◆ **Data excerpts**
-- Start --

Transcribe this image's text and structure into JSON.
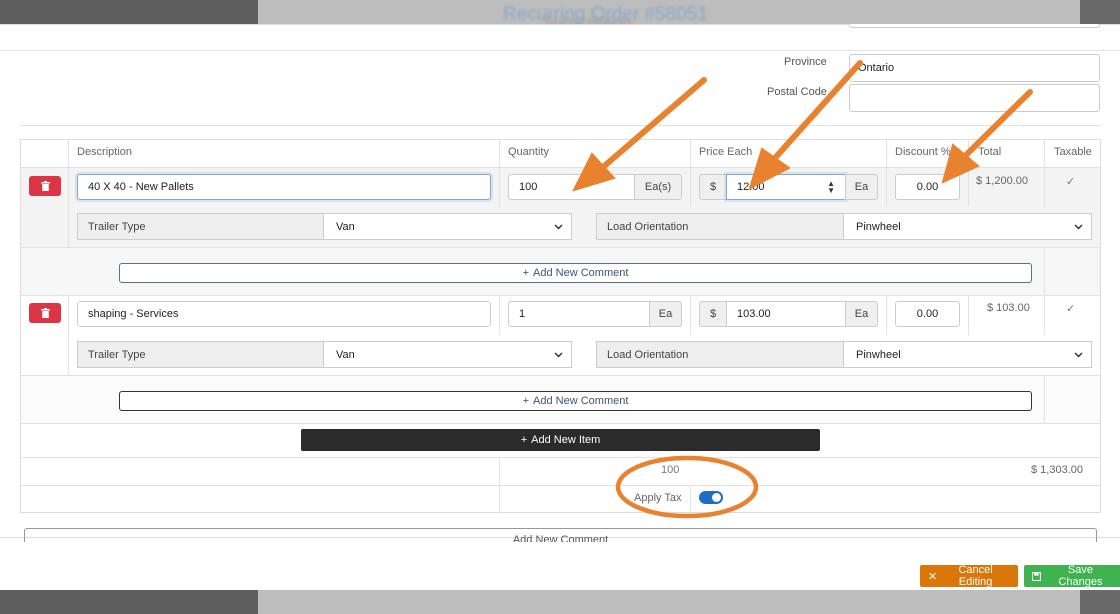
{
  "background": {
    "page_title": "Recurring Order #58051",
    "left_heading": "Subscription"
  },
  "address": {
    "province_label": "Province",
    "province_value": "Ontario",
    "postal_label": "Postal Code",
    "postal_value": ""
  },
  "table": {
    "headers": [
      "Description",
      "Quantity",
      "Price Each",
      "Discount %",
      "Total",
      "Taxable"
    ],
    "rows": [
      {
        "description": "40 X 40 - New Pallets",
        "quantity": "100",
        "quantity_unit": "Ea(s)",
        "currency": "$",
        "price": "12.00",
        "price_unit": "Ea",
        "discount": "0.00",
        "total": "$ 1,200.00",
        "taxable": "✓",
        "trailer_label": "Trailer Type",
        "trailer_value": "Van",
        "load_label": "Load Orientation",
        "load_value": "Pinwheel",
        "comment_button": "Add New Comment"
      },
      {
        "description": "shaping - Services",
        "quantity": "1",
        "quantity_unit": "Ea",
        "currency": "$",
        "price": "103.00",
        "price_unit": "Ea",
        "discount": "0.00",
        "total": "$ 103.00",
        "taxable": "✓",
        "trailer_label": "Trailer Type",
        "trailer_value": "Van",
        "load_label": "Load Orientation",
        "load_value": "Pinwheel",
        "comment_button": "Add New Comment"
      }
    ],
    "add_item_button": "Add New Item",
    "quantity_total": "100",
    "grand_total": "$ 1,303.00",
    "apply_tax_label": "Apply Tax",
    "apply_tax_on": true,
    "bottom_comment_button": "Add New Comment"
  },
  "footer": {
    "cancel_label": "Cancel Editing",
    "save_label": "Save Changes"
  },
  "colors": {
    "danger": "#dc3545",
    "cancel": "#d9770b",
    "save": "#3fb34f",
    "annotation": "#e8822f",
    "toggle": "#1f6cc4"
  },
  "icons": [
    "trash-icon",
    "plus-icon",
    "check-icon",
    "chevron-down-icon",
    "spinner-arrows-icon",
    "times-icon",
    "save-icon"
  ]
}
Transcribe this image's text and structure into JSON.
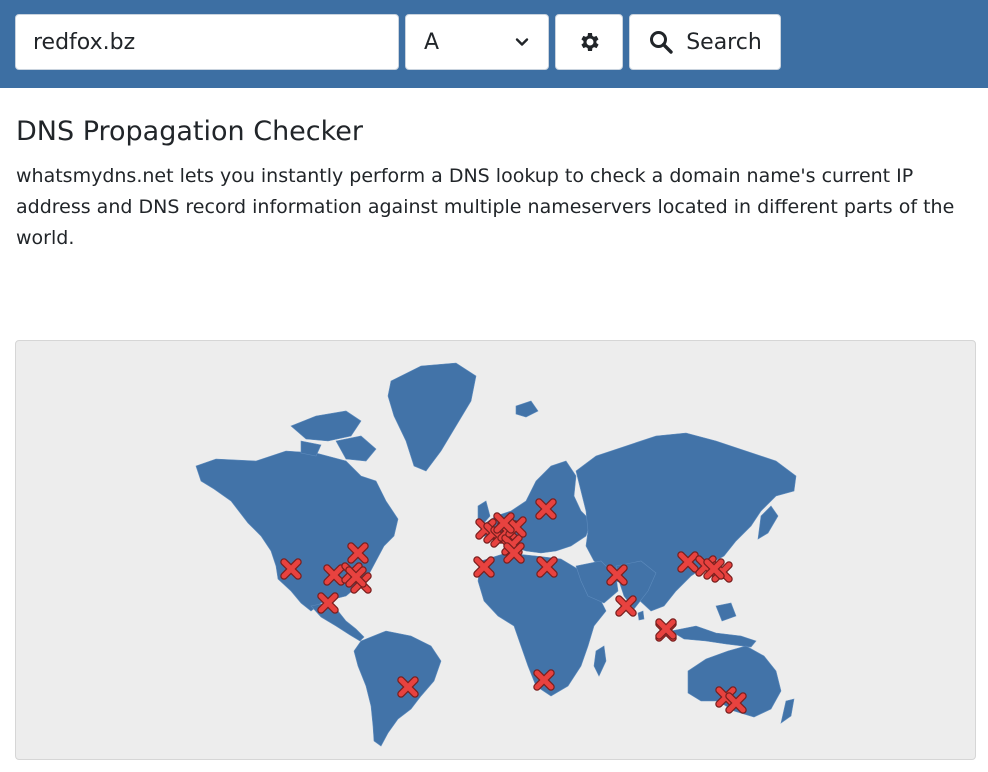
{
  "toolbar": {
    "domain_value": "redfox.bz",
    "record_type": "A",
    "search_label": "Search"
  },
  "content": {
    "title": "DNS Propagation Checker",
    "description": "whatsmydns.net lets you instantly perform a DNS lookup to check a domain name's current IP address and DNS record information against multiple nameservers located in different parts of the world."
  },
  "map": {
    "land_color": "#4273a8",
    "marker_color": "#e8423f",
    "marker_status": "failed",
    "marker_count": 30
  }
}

-- End --

◆ **Stated problem**
With the pictures omitted, reproduce the records in full and exactly.

◆ **Answer for this exercise**
Transcribe this image's text and structure into JSON.
{
  "background": {
    "page_title": "Recurring Order #58051",
    "left_heading": "Subscription"
  },
  "address": {
    "province_label": "Province",
    "province_value": "Ontario",
    "postal_label": "Postal Code",
    "postal_value": ""
  },
  "table": {
    "headers": [
      "Description",
      "Quantity",
      "Price Each",
      "Discount %",
      "Total",
      "Taxable"
    ],
    "rows": [
      {
        "description": "40 X 40 - New Pallets",
        "quantity": "100",
        "quantity_unit": "Ea(s)",
        "currency": "$",
        "price": "12.00",
        "price_unit": "Ea",
        "discount": "0.00",
        "total": "$ 1,200.00",
        "taxable": "✓",
        "trailer_label": "Trailer Type",
        "trailer_value": "Van",
        "load_label": "Load Orientation",
        "load_value": "Pinwheel",
        "comment_button": "Add New Comment"
      },
      {
        "description": "shaping - Services",
        "quantity": "1",
        "quantity_unit": "Ea",
        "currency": "$",
        "price": "103.00",
        "price_unit": "Ea",
        "discount": "0.00",
        "total": "$ 103.00",
        "taxable": "✓",
        "trailer_label": "Trailer Type",
        "trailer_value": "Van",
        "load_label": "Load Orientation",
        "load_value": "Pinwheel",
        "comment_button": "Add New Comment"
      }
    ],
    "add_item_button": "Add New Item",
    "quantity_total": "100",
    "grand_total": "$ 1,303.00",
    "apply_tax_label": "Apply Tax",
    "apply_tax_on": true,
    "bottom_comment_button": "Add New Comment"
  },
  "footer": {
    "cancel_label": "Cancel Editing",
    "save_label": "Save Changes"
  },
  "colors": {
    "danger": "#dc3545",
    "cancel": "#d9770b",
    "save": "#3fb34f",
    "annotation": "#e8822f",
    "toggle": "#1f6cc4"
  },
  "icons": [
    "trash-icon",
    "plus-icon",
    "check-icon",
    "chevron-down-icon",
    "spinner-arrows-icon",
    "times-icon",
    "save-icon"
  ]
}
Transcribe this image's text and structure into JSON.
{
  "toolbar": {
    "domain_value": "redfox.bz",
    "record_type": "A",
    "search_label": "Search"
  },
  "content": {
    "title": "DNS Propagation Checker",
    "description": "whatsmydns.net lets you instantly perform a DNS lookup to check a domain name's current IP address and DNS record information against multiple nameservers located in different parts of the world."
  },
  "map": {
    "land_color": "#4273a8",
    "marker_color": "#e8423f",
    "marker_status": "failed",
    "marker_count": 30
  }
}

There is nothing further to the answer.